Figure record listings:
****************************************
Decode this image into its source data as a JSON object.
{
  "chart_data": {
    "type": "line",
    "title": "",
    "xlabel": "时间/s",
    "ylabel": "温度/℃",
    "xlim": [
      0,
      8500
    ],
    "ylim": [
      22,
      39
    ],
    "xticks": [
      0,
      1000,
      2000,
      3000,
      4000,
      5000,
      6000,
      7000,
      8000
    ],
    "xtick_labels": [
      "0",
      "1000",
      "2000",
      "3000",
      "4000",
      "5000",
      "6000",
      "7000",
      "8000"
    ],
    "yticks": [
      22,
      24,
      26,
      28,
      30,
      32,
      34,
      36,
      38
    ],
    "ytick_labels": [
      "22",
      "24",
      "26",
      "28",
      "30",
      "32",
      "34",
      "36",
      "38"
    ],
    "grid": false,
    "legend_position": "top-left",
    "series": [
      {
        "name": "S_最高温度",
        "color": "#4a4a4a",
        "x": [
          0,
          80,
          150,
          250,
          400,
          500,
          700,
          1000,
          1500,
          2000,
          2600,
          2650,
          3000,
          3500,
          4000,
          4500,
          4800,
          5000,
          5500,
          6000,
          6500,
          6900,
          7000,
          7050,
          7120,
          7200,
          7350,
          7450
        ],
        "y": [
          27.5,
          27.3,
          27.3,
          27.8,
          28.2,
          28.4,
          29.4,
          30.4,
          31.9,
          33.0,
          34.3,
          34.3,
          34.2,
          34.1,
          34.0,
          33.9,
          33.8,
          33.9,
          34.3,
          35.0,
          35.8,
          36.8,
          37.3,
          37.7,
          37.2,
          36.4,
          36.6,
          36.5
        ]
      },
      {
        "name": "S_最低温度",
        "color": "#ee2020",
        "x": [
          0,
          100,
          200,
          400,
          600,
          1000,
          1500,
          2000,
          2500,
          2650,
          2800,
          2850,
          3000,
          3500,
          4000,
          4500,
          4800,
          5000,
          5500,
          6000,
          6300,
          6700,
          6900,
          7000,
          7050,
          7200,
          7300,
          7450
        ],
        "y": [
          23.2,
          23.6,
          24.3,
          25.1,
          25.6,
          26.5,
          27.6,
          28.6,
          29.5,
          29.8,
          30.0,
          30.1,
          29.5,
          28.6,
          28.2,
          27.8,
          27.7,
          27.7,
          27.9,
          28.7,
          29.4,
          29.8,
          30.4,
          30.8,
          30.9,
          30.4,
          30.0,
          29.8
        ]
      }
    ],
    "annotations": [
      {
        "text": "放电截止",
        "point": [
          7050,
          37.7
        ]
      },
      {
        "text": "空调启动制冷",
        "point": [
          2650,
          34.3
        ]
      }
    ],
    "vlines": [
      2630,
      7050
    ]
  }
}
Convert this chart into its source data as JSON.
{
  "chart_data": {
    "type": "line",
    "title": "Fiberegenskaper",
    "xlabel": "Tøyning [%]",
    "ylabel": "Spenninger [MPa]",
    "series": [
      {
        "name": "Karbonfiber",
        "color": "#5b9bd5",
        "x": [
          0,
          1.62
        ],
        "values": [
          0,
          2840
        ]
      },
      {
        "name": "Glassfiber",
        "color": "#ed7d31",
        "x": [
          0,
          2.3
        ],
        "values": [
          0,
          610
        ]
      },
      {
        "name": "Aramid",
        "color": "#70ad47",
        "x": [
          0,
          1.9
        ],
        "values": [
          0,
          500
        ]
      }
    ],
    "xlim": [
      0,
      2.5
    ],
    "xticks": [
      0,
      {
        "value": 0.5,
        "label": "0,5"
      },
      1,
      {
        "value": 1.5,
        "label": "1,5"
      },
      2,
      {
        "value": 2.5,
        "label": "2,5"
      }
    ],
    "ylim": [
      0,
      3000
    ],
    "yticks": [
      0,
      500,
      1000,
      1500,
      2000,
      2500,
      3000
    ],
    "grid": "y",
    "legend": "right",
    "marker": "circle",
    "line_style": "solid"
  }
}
****************************************
Write out every entry above, word for word.

Decode this image into its source data as a JSON object.
{
  "chart_data": {
    "type": "line",
    "title": "",
    "xlabel": "时间/s",
    "ylabel": "温度/℃",
    "xlim": [
      0,
      8500
    ],
    "ylim": [
      22,
      39
    ],
    "xticks": [
      0,
      1000,
      2000,
      3000,
      4000,
      5000,
      6000,
      7000,
      8000
    ],
    "xtick_labels": [
      "0",
      "1000",
      "2000",
      "3000",
      "4000",
      "5000",
      "6000",
      "7000",
      "8000"
    ],
    "yticks": [
      22,
      24,
      26,
      28,
      30,
      32,
      34,
      36,
      38
    ],
    "ytick_labels": [
      "22",
      "24",
      "26",
      "28",
      "30",
      "32",
      "34",
      "36",
      "38"
    ],
    "grid": false,
    "legend_position": "top-left",
    "series": [
      {
        "name": "S_最高温度",
        "color": "#4a4a4a",
        "x": [
          0,
          80,
          150,
          250,
          400,
          500,
          700,
          1000,
          1500,
          2000,
          2600,
          2650,
          3000,
          3500,
          4000,
          4500,
          4800,
          5000,
          5500,
          6000,
          6500,
          6900,
          7000,
          7050,
          7120,
          7200,
          7350,
          7450
        ],
        "y": [
          27.5,
          27.3,
          27.3,
          27.8,
          28.2,
          28.4,
          29.4,
          30.4,
          31.9,
          33.0,
          34.3,
          34.3,
          34.2,
          34.1,
          34.0,
          33.9,
          33.8,
          33.9,
          34.3,
          35.0,
          35.8,
          36.8,
          37.3,
          37.7,
          37.2,
          36.4,
          36.6,
          36.5
        ]
      },
      {
        "name": "S_最低温度",
        "color": "#ee2020",
        "x": [
          0,
          100,
          200,
          400,
          600,
          1000,
          1500,
          2000,
          2500,
          2650,
          2800,
          2850,
          3000,
          3500,
          4000,
          4500,
          4800,
          5000,
          5500,
          6000,
          6300,
          6700,
          6900,
          7000,
          7050,
          7200,
          7300,
          7450
        ],
        "y": [
          23.2,
          23.6,
          24.3,
          25.1,
          25.6,
          26.5,
          27.6,
          28.6,
          29.5,
          29.8,
          30.0,
          30.1,
          29.5,
          28.6,
          28.2,
          27.8,
          27.7,
          27.7,
          27.9,
          28.7,
          29.4,
          29.8,
          30.4,
          30.8,
          30.9,
          30.4,
          30.0,
          29.8
        ]
      }
    ],
    "annotations": [
      {
        "text": "放电截止",
        "point": [
          7050,
          37.7
        ]
      },
      {
        "text": "空调启动制冷",
        "point": [
          2650,
          34.3
        ]
      }
    ],
    "vlines": [
      2630,
      7050
    ]
  }
}
Convert this chart into its source data as JSON.
{
  "chart_data": {
    "type": "line",
    "title": "Fiberegenskaper",
    "xlabel": "Tøyning [%]",
    "ylabel": "Spenninger [MPa]",
    "series": [
      {
        "name": "Karbonfiber",
        "color": "#5b9bd5",
        "x": [
          0,
          1.62
        ],
        "values": [
          0,
          2840
        ]
      },
      {
        "name": "Glassfiber",
        "color": "#ed7d31",
        "x": [
          0,
          2.3
        ],
        "values": [
          0,
          610
        ]
      },
      {
        "name": "Aramid",
        "color": "#70ad47",
        "x": [
          0,
          1.9
        ],
        "values": [
          0,
          500
        ]
      }
    ],
    "xlim": [
      0,
      2.5
    ],
    "xticks": [
      0,
      {
        "value": 0.5,
        "label": "0,5"
      },
      1,
      {
        "value": 1.5,
        "label": "1,5"
      },
      2,
      {
        "value": 2.5,
        "label": "2,5"
      }
    ],
    "ylim": [
      0,
      3000
    ],
    "yticks": [
      0,
      500,
      1000,
      1500,
      2000,
      2500,
      3000
    ],
    "grid": "y",
    "legend": "right",
    "marker": "circle",
    "line_style": "solid"
  }
}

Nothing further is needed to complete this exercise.